====== Supplied material ======

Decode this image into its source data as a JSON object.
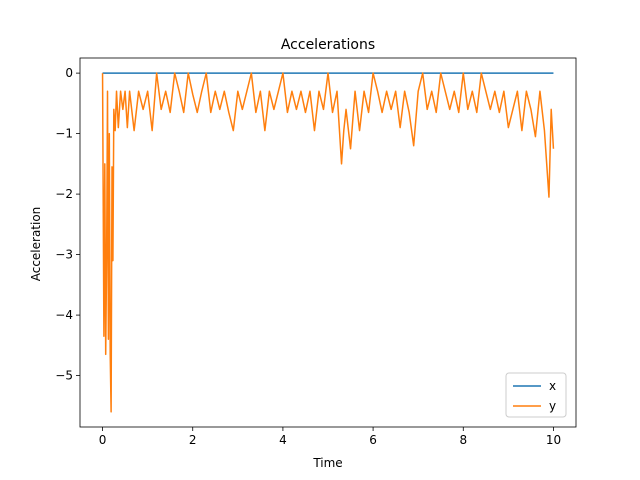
{
  "chart_data": {
    "type": "line",
    "title": "Accelerations",
    "xlabel": "Time",
    "ylabel": "Acceleration",
    "xlim": [
      -0.5,
      10.5
    ],
    "ylim": [
      -5.85,
      0.25
    ],
    "xticks": [
      0,
      2,
      4,
      6,
      8,
      10
    ],
    "yticks": [
      0,
      -1,
      -2,
      -3,
      -4,
      -5
    ],
    "legend_position": "lower-right",
    "grid": false,
    "series": [
      {
        "name": "x",
        "color": "#1f77b4",
        "x": [
          0,
          10
        ],
        "values": [
          0,
          0
        ]
      },
      {
        "name": "y",
        "color": "#ff7f0e",
        "x": [
          0.0,
          0.03,
          0.05,
          0.07,
          0.09,
          0.11,
          0.13,
          0.15,
          0.17,
          0.19,
          0.21,
          0.23,
          0.25,
          0.28,
          0.31,
          0.35,
          0.4,
          0.45,
          0.5,
          0.55,
          0.6,
          0.7,
          0.8,
          0.9,
          1.0,
          1.1,
          1.2,
          1.3,
          1.4,
          1.5,
          1.6,
          1.7,
          1.8,
          1.9,
          2.0,
          2.1,
          2.2,
          2.3,
          2.4,
          2.5,
          2.6,
          2.7,
          2.8,
          2.9,
          3.0,
          3.1,
          3.2,
          3.3,
          3.4,
          3.5,
          3.6,
          3.7,
          3.8,
          3.9,
          4.0,
          4.1,
          4.2,
          4.3,
          4.4,
          4.5,
          4.6,
          4.7,
          4.8,
          4.9,
          5.0,
          5.1,
          5.2,
          5.3,
          5.35,
          5.4,
          5.5,
          5.6,
          5.7,
          5.8,
          5.9,
          6.0,
          6.1,
          6.2,
          6.3,
          6.4,
          6.5,
          6.6,
          6.7,
          6.8,
          6.9,
          7.0,
          7.1,
          7.2,
          7.3,
          7.4,
          7.5,
          7.6,
          7.7,
          7.8,
          7.9,
          8.0,
          8.1,
          8.2,
          8.3,
          8.4,
          8.5,
          8.6,
          8.7,
          8.8,
          8.9,
          9.0,
          9.1,
          9.2,
          9.3,
          9.4,
          9.5,
          9.6,
          9.7,
          9.8,
          9.85,
          9.9,
          9.95,
          10.0
        ],
        "values": [
          0.0,
          -4.35,
          -1.5,
          -4.65,
          -3.1,
          -0.3,
          -4.4,
          -1.0,
          -4.65,
          -5.6,
          -1.55,
          -3.1,
          -0.6,
          -0.95,
          -0.3,
          -0.9,
          -0.3,
          -0.6,
          -0.3,
          -0.9,
          -0.3,
          -0.95,
          -0.3,
          -0.6,
          -0.3,
          -0.95,
          0.0,
          -0.6,
          -0.3,
          -0.65,
          0.0,
          -0.3,
          -0.65,
          0.0,
          -0.35,
          -0.65,
          -0.3,
          0.0,
          -0.65,
          -0.3,
          -0.6,
          -0.3,
          -0.65,
          -0.95,
          -0.3,
          -0.6,
          -0.3,
          0.0,
          -0.65,
          -0.3,
          -0.95,
          -0.3,
          -0.6,
          -0.3,
          0.0,
          -0.65,
          -0.3,
          -0.6,
          -0.3,
          -0.65,
          -0.3,
          -0.95,
          -0.3,
          -0.6,
          0.0,
          -0.65,
          -0.3,
          -1.5,
          -0.95,
          -0.6,
          -1.25,
          -0.3,
          -0.95,
          -0.3,
          -0.65,
          0.0,
          -0.3,
          -0.65,
          -0.3,
          -0.6,
          -0.3,
          -0.9,
          -0.3,
          -0.65,
          -1.2,
          -0.3,
          0.0,
          -0.6,
          -0.3,
          -0.65,
          0.0,
          -0.3,
          -0.6,
          -0.3,
          -0.65,
          0.0,
          -0.6,
          -0.3,
          -0.65,
          0.0,
          -0.3,
          -0.6,
          -0.3,
          -0.65,
          -0.3,
          -0.9,
          -0.6,
          -0.3,
          -0.95,
          -0.3,
          -0.6,
          -1.05,
          -0.3,
          -0.95,
          -1.5,
          -2.05,
          -0.6,
          -1.25
        ]
      }
    ]
  }
}
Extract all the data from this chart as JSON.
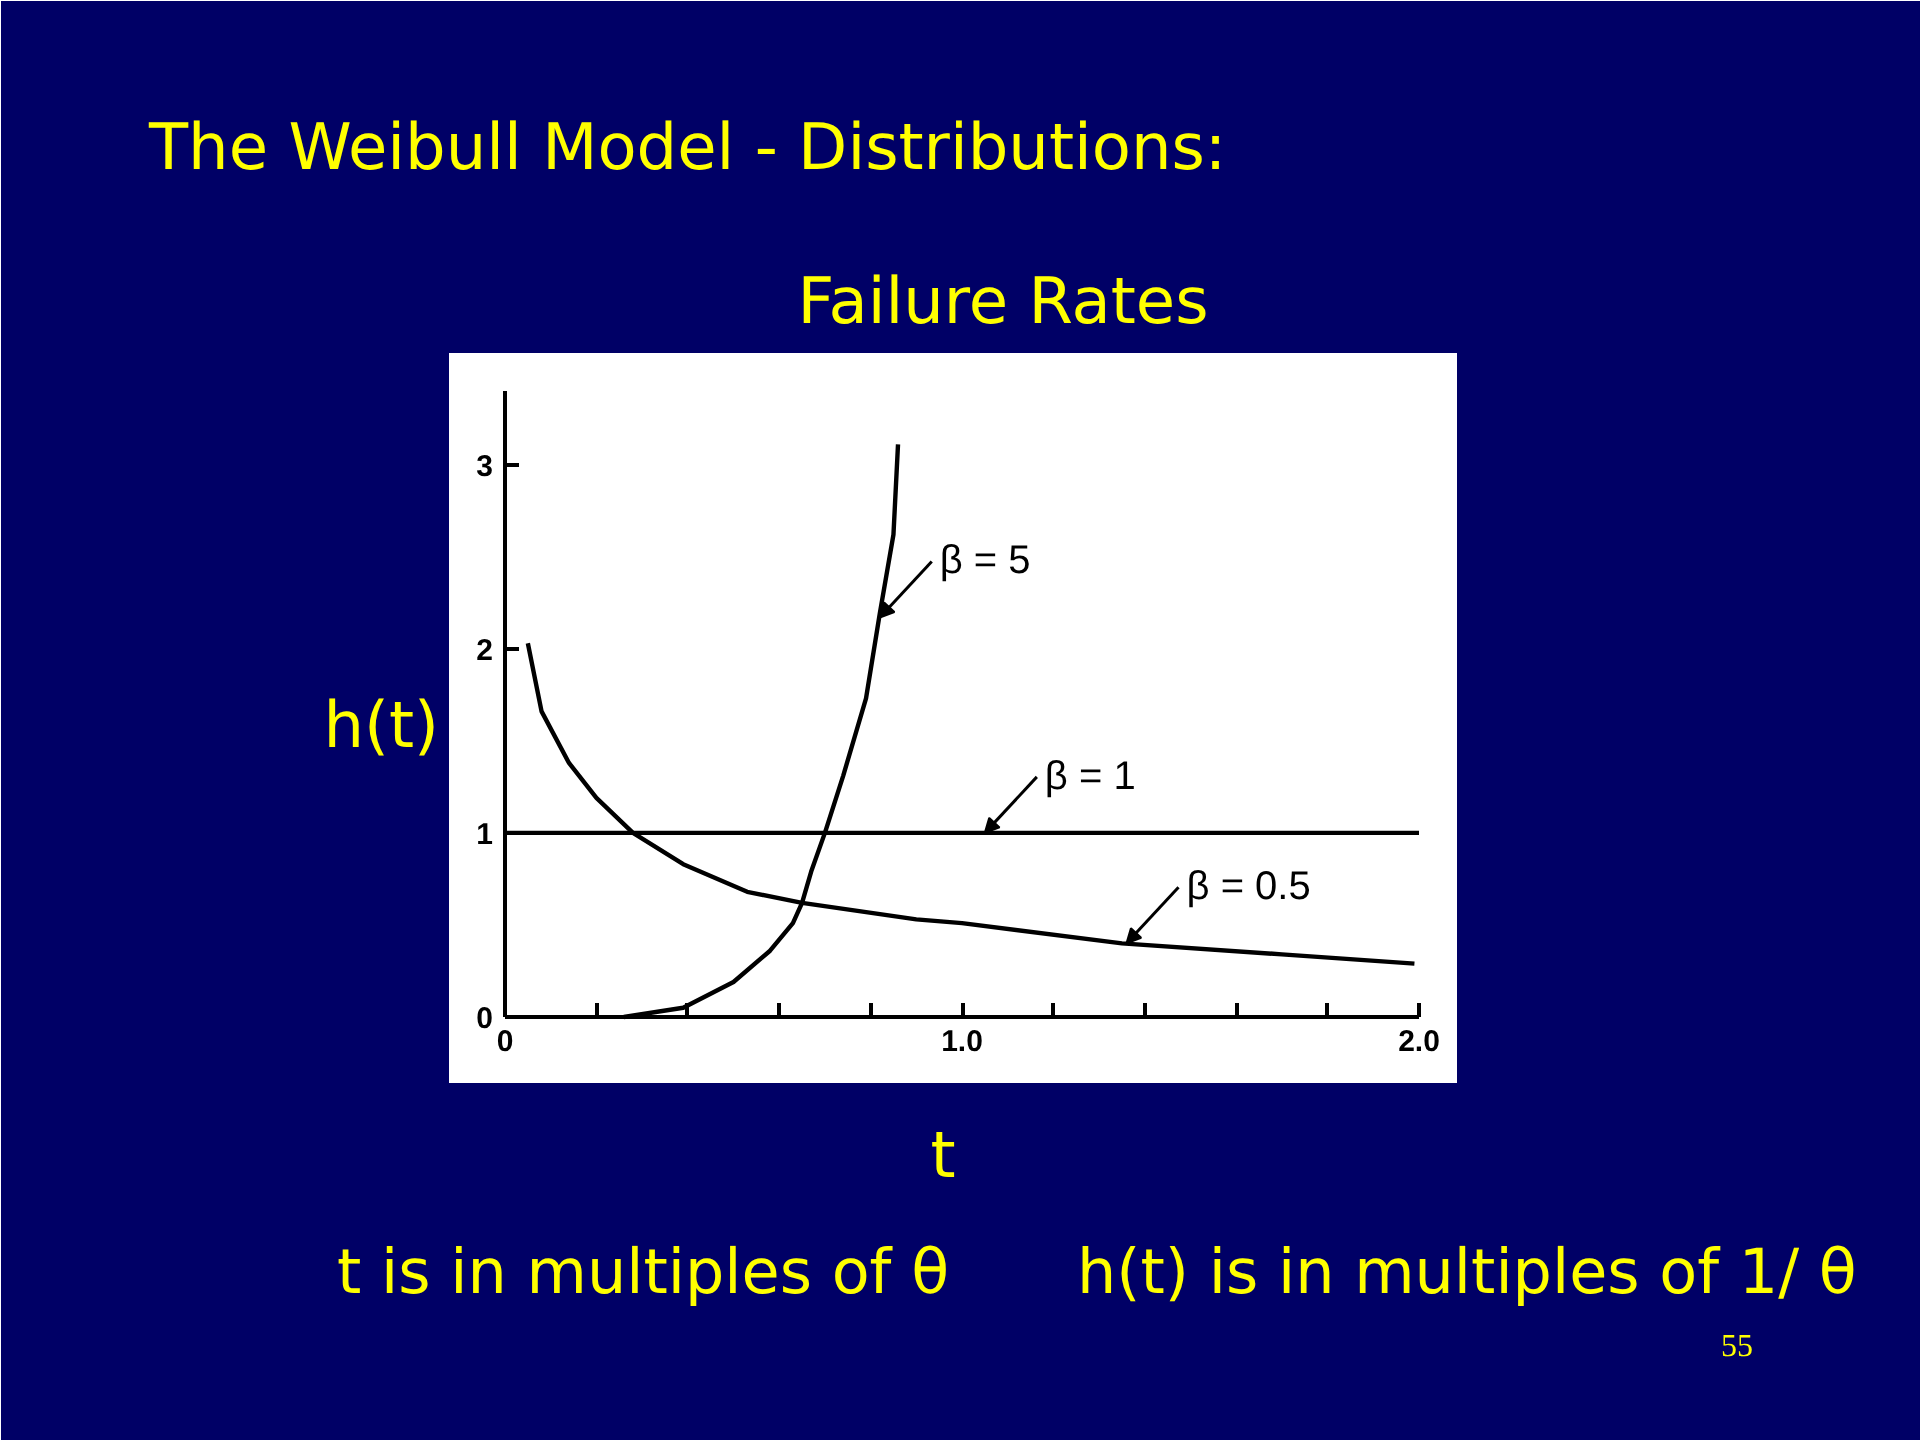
{
  "chart_data": {
    "type": "line",
    "title": "The Weibull Model - Distributions:",
    "subtitle": "Failure Rates",
    "xlabel": "t",
    "ylabel": "h(t)",
    "annotations": [
      "t is in multiples of θ",
      "h(t) is in multiples of 1/ θ",
      "55",
      {
        "text": "β = 5",
        "x": 0.82,
        "y": 2.17
      },
      {
        "text": "β = 1",
        "x": 1.05,
        "y": 1
      },
      {
        "text": "β = 0.5",
        "x": 1.36,
        "y": 0.4
      }
    ],
    "series": [
      {
        "color": "#000000",
        "x": [
          0.26,
          0.39,
          0.5,
          0.58,
          0.63,
          0.65,
          0.67,
          0.7,
          0.74,
          0.79,
          0.82,
          0.85,
          0.86
        ],
        "values": [
          0,
          0.05,
          0.19,
          0.36,
          0.51,
          0.62,
          0.79,
          1.0,
          1.31,
          1.73,
          2.19,
          2.62,
          3.11
        ]
      },
      {
        "color": "#000000",
        "x": [
          0,
          2
        ],
        "values": [
          1,
          1
        ]
      },
      {
        "color": "#000000",
        "x": [
          0.05,
          0.08,
          0.14,
          0.2,
          0.28,
          0.39,
          0.53,
          0.65,
          0.9,
          1.0,
          1.35,
          1.7,
          1.99
        ],
        "values": [
          2.03,
          1.66,
          1.38,
          1.19,
          1.0,
          0.83,
          0.68,
          0.62,
          0.53,
          0.51,
          0.4,
          0.34,
          0.29
        ]
      }
    ],
    "xlim": [
      0,
      2
    ],
    "ylim": [
      0,
      3.4
    ],
    "xticks": [
      0,
      {
        "value": 0.2,
        "label": null
      },
      {
        "value": 0.4,
        "label": null
      },
      {
        "value": 0.6,
        "label": null
      },
      {
        "value": 0.8,
        "label": null
      },
      {
        "value": 1,
        "label": "1.0"
      },
      {
        "value": 1.2,
        "label": null
      },
      {
        "value": 1.4,
        "label": null
      },
      {
        "value": 1.6,
        "label": null
      },
      {
        "value": 1.8,
        "label": null
      },
      {
        "value": 2,
        "label": "2.0"
      }
    ],
    "yticks": [
      0,
      1,
      2,
      3
    ],
    "grid": false,
    "line_style": "solid"
  }
}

======

What is being asked: Copy the listing exactly. Any image in it stays out of the copy.

Completed task:
Decode this image into its source data as a JSON object.
{
  "chart_data": {
    "type": "line",
    "title": "Accelerations",
    "xlabel": "Time",
    "ylabel": "Acceleration",
    "xlim": [
      -0.5,
      10.5
    ],
    "ylim": [
      -5.85,
      0.25
    ],
    "xticks": [
      0,
      2,
      4,
      6,
      8,
      10
    ],
    "yticks": [
      0,
      -1,
      -2,
      -3,
      -4,
      -5
    ],
    "legend_position": "lower-right",
    "grid": false,
    "series": [
      {
        "name": "x",
        "color": "#1f77b4",
        "x": [
          0,
          10
        ],
        "values": [
          0,
          0
        ]
      },
      {
        "name": "y",
        "color": "#ff7f0e",
        "x": [
          0.0,
          0.03,
          0.05,
          0.07,
          0.09,
          0.11,
          0.13,
          0.15,
          0.17,
          0.19,
          0.21,
          0.23,
          0.25,
          0.28,
          0.31,
          0.35,
          0.4,
          0.45,
          0.5,
          0.55,
          0.6,
          0.7,
          0.8,
          0.9,
          1.0,
          1.1,
          1.2,
          1.3,
          1.4,
          1.5,
          1.6,
          1.7,
          1.8,
          1.9,
          2.0,
          2.1,
          2.2,
          2.3,
          2.4,
          2.5,
          2.6,
          2.7,
          2.8,
          2.9,
          3.0,
          3.1,
          3.2,
          3.3,
          3.4,
          3.5,
          3.6,
          3.7,
          3.8,
          3.9,
          4.0,
          4.1,
          4.2,
          4.3,
          4.4,
          4.5,
          4.6,
          4.7,
          4.8,
          4.9,
          5.0,
          5.1,
          5.2,
          5.3,
          5.35,
          5.4,
          5.5,
          5.6,
          5.7,
          5.8,
          5.9,
          6.0,
          6.1,
          6.2,
          6.3,
          6.4,
          6.5,
          6.6,
          6.7,
          6.8,
          6.9,
          7.0,
          7.1,
          7.2,
          7.3,
          7.4,
          7.5,
          7.6,
          7.7,
          7.8,
          7.9,
          8.0,
          8.1,
          8.2,
          8.3,
          8.4,
          8.5,
          8.6,
          8.7,
          8.8,
          8.9,
          9.0,
          9.1,
          9.2,
          9.3,
          9.4,
          9.5,
          9.6,
          9.7,
          9.8,
          9.85,
          9.9,
          9.95,
          10.0
        ],
        "values": [
          0.0,
          -4.35,
          -1.5,
          -4.65,
          -3.1,
          -0.3,
          -4.4,
          -1.0,
          -4.65,
          -5.6,
          -1.55,
          -3.1,
          -0.6,
          -0.95,
          -0.3,
          -0.9,
          -0.3,
          -0.6,
          -0.3,
          -0.9,
          -0.3,
          -0.95,
          -0.3,
          -0.6,
          -0.3,
          -0.95,
          0.0,
          -0.6,
          -0.3,
          -0.65,
          0.0,
          -0.3,
          -0.65,
          0.0,
          -0.35,
          -0.65,
          -0.3,
          0.0,
          -0.65,
          -0.3,
          -0.6,
          -0.3,
          -0.65,
          -0.95,
          -0.3,
          -0.6,
          -0.3,
          0.0,
          -0.65,
          -0.3,
          -0.95,
          -0.3,
          -0.6,
          -0.3,
          0.0,
          -0.65,
          -0.3,
          -0.6,
          -0.3,
          -0.65,
          -0.3,
          -0.95,
          -0.3,
          -0.6,
          0.0,
          -0.65,
          -0.3,
          -1.5,
          -0.95,
          -0.6,
          -1.25,
          -0.3,
          -0.95,
          -0.3,
          -0.65,
          0.0,
          -0.3,
          -0.65,
          -0.3,
          -0.6,
          -0.3,
          -0.9,
          -0.3,
          -0.65,
          -1.2,
          -0.3,
          0.0,
          -0.6,
          -0.3,
          -0.65,
          0.0,
          -0.3,
          -0.6,
          -0.3,
          -0.65,
          0.0,
          -0.6,
          -0.3,
          -0.65,
          0.0,
          -0.3,
          -0.6,
          -0.3,
          -0.65,
          -0.3,
          -0.9,
          -0.6,
          -0.3,
          -0.95,
          -0.3,
          -0.6,
          -1.05,
          -0.3,
          -0.95,
          -1.5,
          -2.05,
          -0.6,
          -1.25
        ]
      }
    ]
  }
}
Extract all the data from this chart as JSON.
{
  "chart_data": {
    "type": "line",
    "title": "The Weibull Model - Distributions:",
    "subtitle": "Failure Rates",
    "xlabel": "t",
    "ylabel": "h(t)",
    "annotations": [
      "t is in multiples of θ",
      "h(t) is in multiples of 1/ θ",
      "55",
      {
        "text": "β = 5",
        "x": 0.82,
        "y": 2.17
      },
      {
        "text": "β = 1",
        "x": 1.05,
        "y": 1
      },
      {
        "text": "β = 0.5",
        "x": 1.36,
        "y": 0.4
      }
    ],
    "series": [
      {
        "color": "#000000",
        "x": [
          0.26,
          0.39,
          0.5,
          0.58,
          0.63,
          0.65,
          0.67,
          0.7,
          0.74,
          0.79,
          0.82,
          0.85,
          0.86
        ],
        "values": [
          0,
          0.05,
          0.19,
          0.36,
          0.51,
          0.62,
          0.79,
          1.0,
          1.31,
          1.73,
          2.19,
          2.62,
          3.11
        ]
      },
      {
        "color": "#000000",
        "x": [
          0,
          2
        ],
        "values": [
          1,
          1
        ]
      },
      {
        "color": "#000000",
        "x": [
          0.05,
          0.08,
          0.14,
          0.2,
          0.28,
          0.39,
          0.53,
          0.65,
          0.9,
          1.0,
          1.35,
          1.7,
          1.99
        ],
        "values": [
          2.03,
          1.66,
          1.38,
          1.19,
          1.0,
          0.83,
          0.68,
          0.62,
          0.53,
          0.51,
          0.4,
          0.34,
          0.29
        ]
      }
    ],
    "xlim": [
      0,
      2
    ],
    "ylim": [
      0,
      3.4
    ],
    "xticks": [
      0,
      {
        "value": 0.2,
        "label": null
      },
      {
        "value": 0.4,
        "label": null
      },
      {
        "value": 0.6,
        "label": null
      },
      {
        "value": 0.8,
        "label": null
      },
      {
        "value": 1,
        "label": "1.0"
      },
      {
        "value": 1.2,
        "label": null
      },
      {
        "value": 1.4,
        "label": null
      },
      {
        "value": 1.6,
        "label": null
      },
      {
        "value": 1.8,
        "label": null
      },
      {
        "value": 2,
        "label": "2.0"
      }
    ],
    "yticks": [
      0,
      1,
      2,
      3
    ],
    "grid": false,
    "line_style": "solid"
  }
}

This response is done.